**Recorded data:**
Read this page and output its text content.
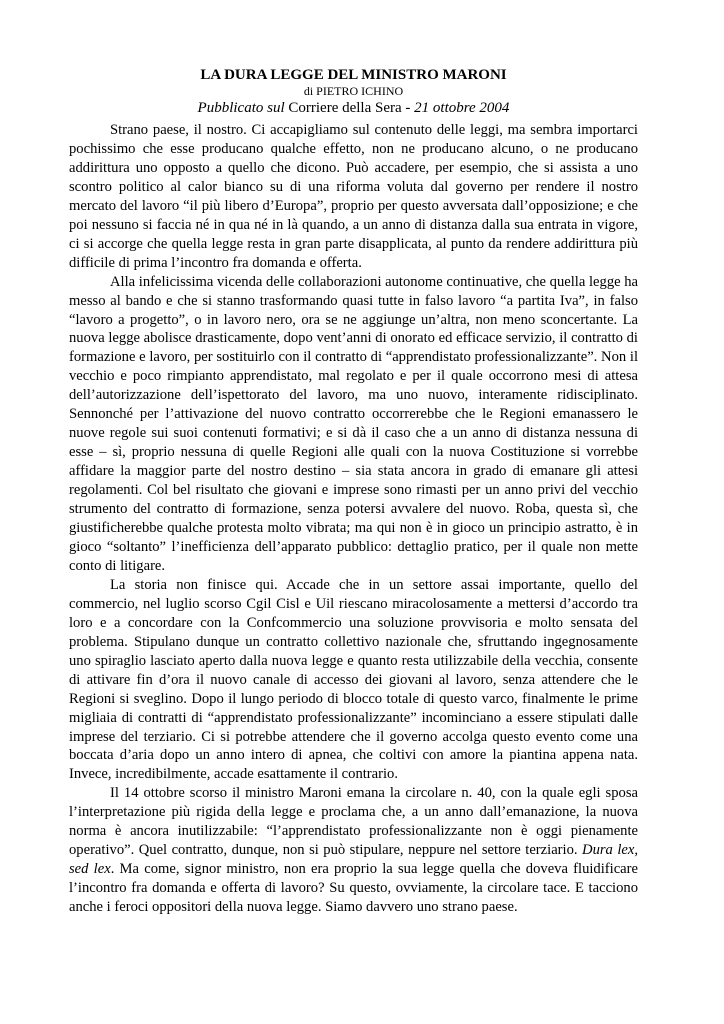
LA DURA LEGGE DEL MINISTRO MARONI
di PIETRO ICHINO
Pubblicato sul Corriere della Sera - 21 ottobre 2004

Strano paese, il nostro. Ci accapigliamo sul contenuto delle leggi, ma sembra importarci pochissimo che esse producano qualche effetto, non ne producano alcuno, o ne producano addirittura uno opposto a quello che dicono. Può accadere, per esempio, che si assista a uno scontro politico al calor bianco su di una riforma voluta dal governo per rendere il nostro mercato del lavoro “il più libero d’Europa”, proprio per questo avversata dall’opposizione; e che poi nessuno si faccia né in qua né in là quando, a un anno di distanza dalla sua entrata in vigore, ci si accorge che quella legge resta in gran parte disapplicata, al punto da rendere addirittura più difficile di prima l’incontro fra domanda e offerta.

Alla infelicissima vicenda delle collaborazioni autonome continuative, che quella legge ha messo al bando e che si stanno trasformando quasi tutte in falso lavoro “a partita Iva”, in falso “lavoro a progetto”, o in lavoro nero, ora se ne aggiunge un’altra, non meno sconcertante. La nuova legge abolisce drasticamente, dopo vent’anni di onorato ed efficace servizio, il contratto di formazione e lavoro, per sostituirlo con il contratto di “apprendistato professionalizzante”. Non il vecchio e poco rimpianto apprendistato, mal regolato e per il quale occorrono mesi di attesa dell’autorizzazione dell’ispettorato del lavoro, ma uno nuovo, interamente ridisciplinato. Sennonché per l’attivazione del nuovo contratto occorrerebbe che le Regioni emanassero le nuove regole sui suoi contenuti formativi; e si dà il caso che a un anno di distanza nessuna di esse – sì, proprio nessuna di quelle Regioni alle quali con la nuova Costituzione si vorrebbe affidare la maggior parte del nostro destino – sia stata ancora in grado di emanare gli attesi regolamenti. Col bel risultato che giovani e imprese sono rimasti per un anno privi del vecchio strumento del contratto di formazione, senza potersi avvalere del nuovo. Roba, questa sì, che giustificherebbe qualche protesta molto vibrata; ma qui non è in gioco un principio astratto, è in gioco “soltanto” l’inefficienza dell’apparato pubblico: dettaglio pratico, per il quale non mette conto di litigare.

La storia non finisce qui. Accade che in un settore assai importante, quello del commercio, nel luglio scorso Cgil Cisl e Uil riescano miracolosamente a mettersi d’accordo tra loro e a concordare con la Confcommercio una soluzione provvisoria e molto sensata del problema. Stipulano dunque un contratto collettivo nazionale che, sfruttando ingegnosamente uno spiraglio lasciato aperto dalla nuova legge e quanto resta utilizzabile della vecchia, consente di attivare fin d’ora il nuovo canale di accesso dei giovani al lavoro, senza attendere che le Regioni si sveglino. Dopo il lungo periodo di blocco totale di questo varco, finalmente le prime migliaia di contratti di “apprendistato professionalizzante” incominciano a essere stipulati dalle imprese del terziario. Ci si potrebbe attendere che il governo accolga questo evento come una boccata d’aria dopo un anno intero di apnea, che coltivi con amore la piantina appena nata. Invece, incredibilmente, accade esattamente il contrario.

Il 14 ottobre scorso il ministro Maroni emana la circolare n. 40, con la quale egli sposa l’interpretazione più rigida della legge e proclama che, a un anno dall’emanazione, la nuova norma è ancora inutilizzabile: “l’apprendistato professionalizzante non è oggi pienamente operativo”. Quel contratto, dunque, non si può stipulare, neppure nel settore terziario. Dura lex, sed lex. Ma come, signor ministro, non era proprio la sua legge quella che doveva fluidificare l’incontro fra domanda e offerta di lavoro? Su questo, ovviamente, la circolare tace. E tacciono anche i feroci oppositori della nuova legge. Siamo davvero uno strano paese.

**STATED GOAL:**
Pictures stay out; repeat all the rest of the records exactly.

**EXPECTED OUTPUT:**
Read this page and output its text content.
LA DURA LEGGE DEL MINISTRO MARONI
di PIETRO ICHINO
Pubblicato sul Corriere della Sera - 21 ottobre 2004

Strano paese, il nostro. Ci accapigliamo sul contenuto delle leggi, ma sembra importarci pochissimo che esse producano qualche effetto, non ne producano alcuno, o ne producano addirittura uno opposto a quello che dicono. Può accadere, per esempio, che si assista a uno scontro politico al calor bianco su di una riforma voluta dal governo per rendere il nostro mercato del lavoro “il più libero d’Europa”, proprio per questo avversata dall’opposizione; e che poi nessuno si faccia né in qua né in là quando, a un anno di distanza dalla sua entrata in vigore, ci si accorge che quella legge resta in gran parte disapplicata, al punto da rendere addirittura più difficile di prima l’incontro fra domanda e offerta.

Alla infelicissima vicenda delle collaborazioni autonome continuative, che quella legge ha messo al bando e che si stanno trasformando quasi tutte in falso lavoro “a partita Iva”, in falso “lavoro a progetto”, o in lavoro nero, ora se ne aggiunge un’altra, non meno sconcertante. La nuova legge abolisce drasticamente, dopo vent’anni di onorato ed efficace servizio, il contratto di formazione e lavoro, per sostituirlo con il contratto di “apprendistato professionalizzante”. Non il vecchio e poco rimpianto apprendistato, mal regolato e per il quale occorrono mesi di attesa dell’autorizzazione dell’ispettorato del lavoro, ma uno nuovo, interamente ridisciplinato. Sennonché per l’attivazione del nuovo contratto occorrerebbe che le Regioni emanassero le nuove regole sui suoi contenuti formativi; e si dà il caso che a un anno di distanza nessuna di esse – sì, proprio nessuna di quelle Regioni alle quali con la nuova Costituzione si vorrebbe affidare la maggior parte del nostro destino – sia stata ancora in grado di emanare gli attesi regolamenti. Col bel risultato che giovani e imprese sono rimasti per un anno privi del vecchio strumento del contratto di formazione, senza potersi avvalere del nuovo. Roba, questa sì, che giustificherebbe qualche protesta molto vibrata; ma qui non è in gioco un principio astratto, è in gioco “soltanto” l’inefficienza dell’apparato pubblico: dettaglio pratico, per il quale non mette conto di litigare.

La storia non finisce qui. Accade che in un settore assai importante, quello del commercio, nel luglio scorso Cgil Cisl e Uil riescano miracolosamente a mettersi d’accordo tra loro e a concordare con la Confcommercio una soluzione provvisoria e molto sensata del problema. Stipulano dunque un contratto collettivo nazionale che, sfruttando ingegnosamente uno spiraglio lasciato aperto dalla nuova legge e quanto resta utilizzabile della vecchia, consente di attivare fin d’ora il nuovo canale di accesso dei giovani al lavoro, senza attendere che le Regioni si sveglino. Dopo il lungo periodo di blocco totale di questo varco, finalmente le prime migliaia di contratti di “apprendistato professionalizzante” incominciano a essere stipulati dalle imprese del terziario. Ci si potrebbe attendere che il governo accolga questo evento come una boccata d’aria dopo un anno intero di apnea, che coltivi con amore la piantina appena nata. Invece, incredibilmente, accade esattamente il contrario.

Il 14 ottobre scorso il ministro Maroni emana la circolare n. 40, con la quale egli sposa l’interpretazione più rigida della legge e proclama che, a un anno dall’emanazione, la nuova norma è ancora inutilizzabile: “l’apprendistato professionalizzante non è oggi pienamente operativo”. Quel contratto, dunque, non si può stipulare, neppure nel settore terziario. Dura lex, sed lex. Ma come, signor ministro, non era proprio la sua legge quella che doveva fluidificare l’incontro fra domanda e offerta di lavoro? Su questo, ovviamente, la circolare tace. E tacciono anche i feroci oppositori della nuova legge. Siamo davvero uno strano paese.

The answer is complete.